→ **TASK DETAILS**: Among the lines below, list those containing the string "Protection".

Stored dataset items
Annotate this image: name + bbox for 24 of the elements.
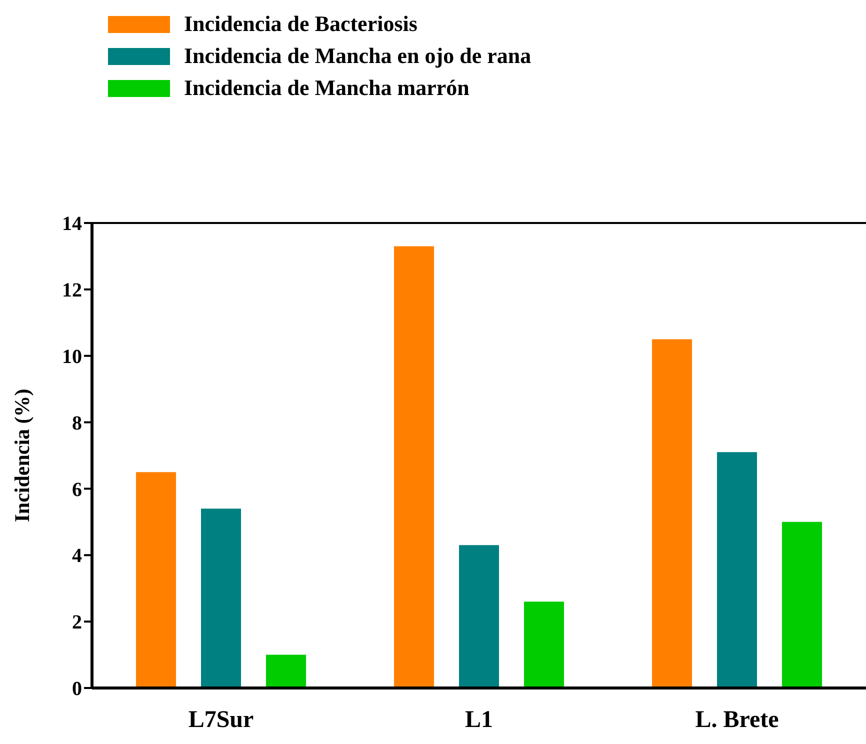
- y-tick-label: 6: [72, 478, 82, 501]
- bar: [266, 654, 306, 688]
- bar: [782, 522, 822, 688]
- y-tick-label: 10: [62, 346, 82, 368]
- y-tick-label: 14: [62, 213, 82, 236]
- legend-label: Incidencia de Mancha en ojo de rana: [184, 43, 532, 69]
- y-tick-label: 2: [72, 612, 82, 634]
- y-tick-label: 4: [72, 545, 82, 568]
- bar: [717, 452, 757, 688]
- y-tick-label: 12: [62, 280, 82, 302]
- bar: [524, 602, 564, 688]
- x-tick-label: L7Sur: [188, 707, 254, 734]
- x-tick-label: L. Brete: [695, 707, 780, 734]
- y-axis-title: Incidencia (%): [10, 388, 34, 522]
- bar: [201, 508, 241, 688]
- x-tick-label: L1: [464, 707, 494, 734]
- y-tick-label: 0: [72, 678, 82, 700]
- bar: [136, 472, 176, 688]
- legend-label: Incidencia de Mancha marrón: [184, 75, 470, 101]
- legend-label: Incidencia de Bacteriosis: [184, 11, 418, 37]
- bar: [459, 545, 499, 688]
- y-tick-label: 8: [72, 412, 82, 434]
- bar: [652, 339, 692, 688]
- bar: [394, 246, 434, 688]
* * *
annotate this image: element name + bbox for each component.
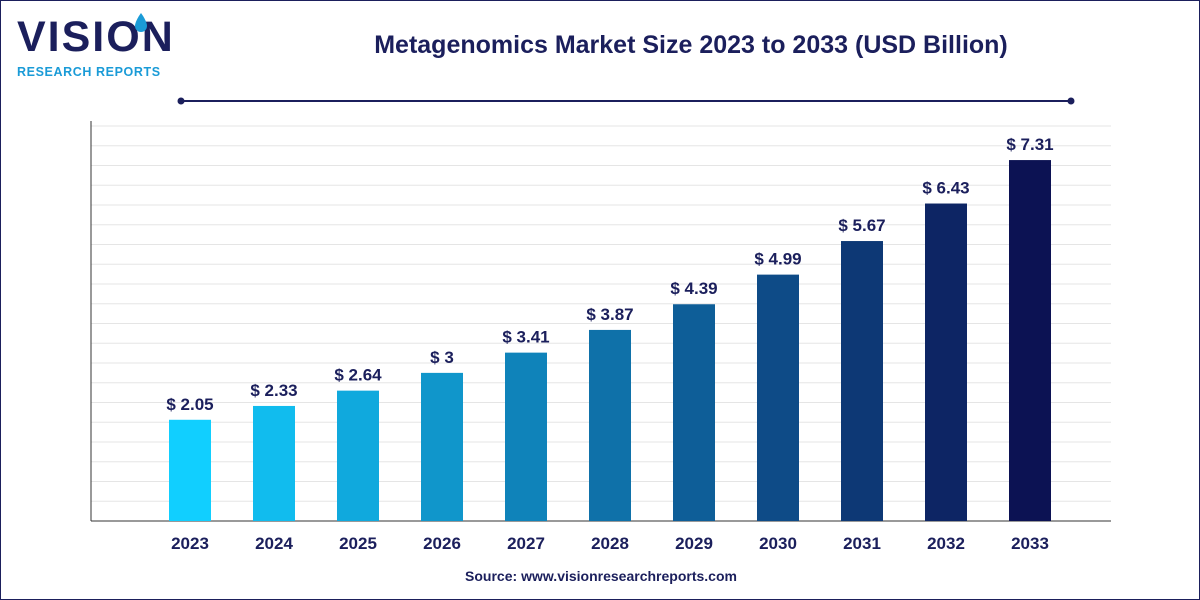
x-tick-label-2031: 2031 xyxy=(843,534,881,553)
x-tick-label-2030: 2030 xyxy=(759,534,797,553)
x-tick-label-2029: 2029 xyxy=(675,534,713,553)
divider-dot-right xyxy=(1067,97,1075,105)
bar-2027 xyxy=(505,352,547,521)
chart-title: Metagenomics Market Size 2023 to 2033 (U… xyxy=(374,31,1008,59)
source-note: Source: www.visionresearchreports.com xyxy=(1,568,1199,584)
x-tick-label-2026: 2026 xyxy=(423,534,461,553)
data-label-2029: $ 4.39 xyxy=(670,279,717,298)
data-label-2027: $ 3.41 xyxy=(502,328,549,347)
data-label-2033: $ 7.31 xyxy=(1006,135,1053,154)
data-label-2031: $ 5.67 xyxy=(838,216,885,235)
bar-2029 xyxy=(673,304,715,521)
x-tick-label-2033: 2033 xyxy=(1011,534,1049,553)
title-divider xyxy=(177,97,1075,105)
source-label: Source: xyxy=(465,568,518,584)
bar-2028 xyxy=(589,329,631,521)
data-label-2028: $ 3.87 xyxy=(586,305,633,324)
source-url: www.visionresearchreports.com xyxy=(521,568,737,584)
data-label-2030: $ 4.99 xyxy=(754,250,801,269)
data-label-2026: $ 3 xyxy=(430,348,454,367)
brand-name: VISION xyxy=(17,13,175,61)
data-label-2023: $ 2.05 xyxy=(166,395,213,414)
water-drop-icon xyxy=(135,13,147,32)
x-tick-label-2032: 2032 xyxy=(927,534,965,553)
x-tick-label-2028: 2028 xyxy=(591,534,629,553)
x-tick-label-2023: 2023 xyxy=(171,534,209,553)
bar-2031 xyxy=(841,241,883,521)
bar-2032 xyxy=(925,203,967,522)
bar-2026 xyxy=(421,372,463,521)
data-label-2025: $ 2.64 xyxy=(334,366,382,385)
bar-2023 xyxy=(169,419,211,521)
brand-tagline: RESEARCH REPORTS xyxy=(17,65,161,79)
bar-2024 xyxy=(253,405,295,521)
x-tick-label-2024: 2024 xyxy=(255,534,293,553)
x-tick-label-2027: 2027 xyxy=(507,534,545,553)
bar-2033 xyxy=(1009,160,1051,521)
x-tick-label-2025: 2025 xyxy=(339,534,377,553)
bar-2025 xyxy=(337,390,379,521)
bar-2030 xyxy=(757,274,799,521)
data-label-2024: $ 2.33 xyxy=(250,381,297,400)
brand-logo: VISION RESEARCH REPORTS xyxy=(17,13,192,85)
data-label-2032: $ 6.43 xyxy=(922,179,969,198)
---
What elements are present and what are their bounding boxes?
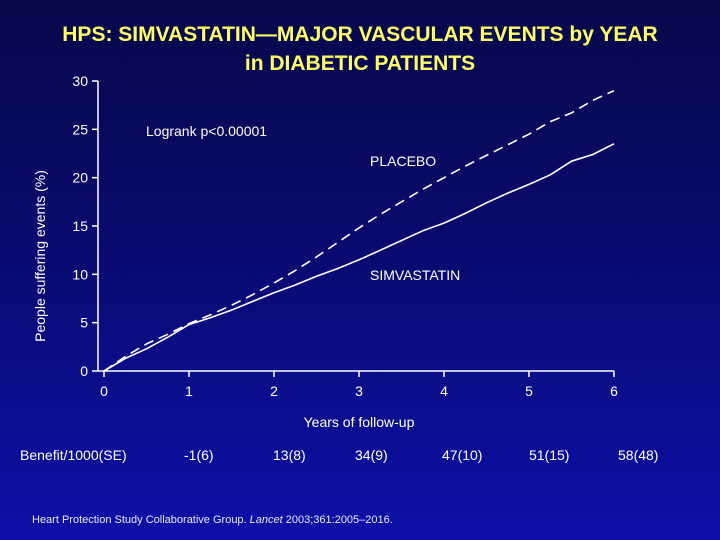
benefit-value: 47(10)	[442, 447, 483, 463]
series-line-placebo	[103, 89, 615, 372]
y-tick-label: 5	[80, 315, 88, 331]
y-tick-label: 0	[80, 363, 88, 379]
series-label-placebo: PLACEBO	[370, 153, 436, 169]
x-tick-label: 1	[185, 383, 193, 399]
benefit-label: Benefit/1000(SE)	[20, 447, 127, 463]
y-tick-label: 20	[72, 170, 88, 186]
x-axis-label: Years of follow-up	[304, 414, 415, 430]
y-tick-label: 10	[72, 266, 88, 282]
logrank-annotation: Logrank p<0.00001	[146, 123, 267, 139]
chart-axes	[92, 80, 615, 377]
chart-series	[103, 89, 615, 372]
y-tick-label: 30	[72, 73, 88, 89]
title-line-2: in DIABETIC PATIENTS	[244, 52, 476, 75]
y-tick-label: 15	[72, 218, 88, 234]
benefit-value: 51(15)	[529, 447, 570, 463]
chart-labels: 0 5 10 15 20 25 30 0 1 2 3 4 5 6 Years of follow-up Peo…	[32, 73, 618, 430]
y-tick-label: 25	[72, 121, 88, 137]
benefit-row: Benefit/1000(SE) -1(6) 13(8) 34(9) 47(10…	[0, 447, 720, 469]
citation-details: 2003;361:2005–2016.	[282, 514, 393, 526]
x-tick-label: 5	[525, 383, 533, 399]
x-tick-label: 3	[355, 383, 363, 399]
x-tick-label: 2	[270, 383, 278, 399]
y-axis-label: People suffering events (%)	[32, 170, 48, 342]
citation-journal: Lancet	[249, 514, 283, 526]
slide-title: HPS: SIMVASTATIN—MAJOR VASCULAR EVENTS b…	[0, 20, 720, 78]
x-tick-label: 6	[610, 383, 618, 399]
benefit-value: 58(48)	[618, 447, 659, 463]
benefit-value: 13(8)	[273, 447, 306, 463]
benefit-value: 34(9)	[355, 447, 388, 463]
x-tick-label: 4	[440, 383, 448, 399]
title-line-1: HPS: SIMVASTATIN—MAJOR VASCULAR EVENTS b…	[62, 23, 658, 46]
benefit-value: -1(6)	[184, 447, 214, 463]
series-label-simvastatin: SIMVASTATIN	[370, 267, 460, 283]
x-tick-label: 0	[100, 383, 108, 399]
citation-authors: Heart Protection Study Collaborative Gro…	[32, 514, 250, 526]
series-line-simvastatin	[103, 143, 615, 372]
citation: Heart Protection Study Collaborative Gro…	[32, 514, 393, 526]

→ **THE ANSWER**:
citation-authors: Heart Protection Study Collaborative Gro…	[32, 514, 250, 526]
citation: Heart Protection Study Collaborative Gro…	[32, 514, 393, 526]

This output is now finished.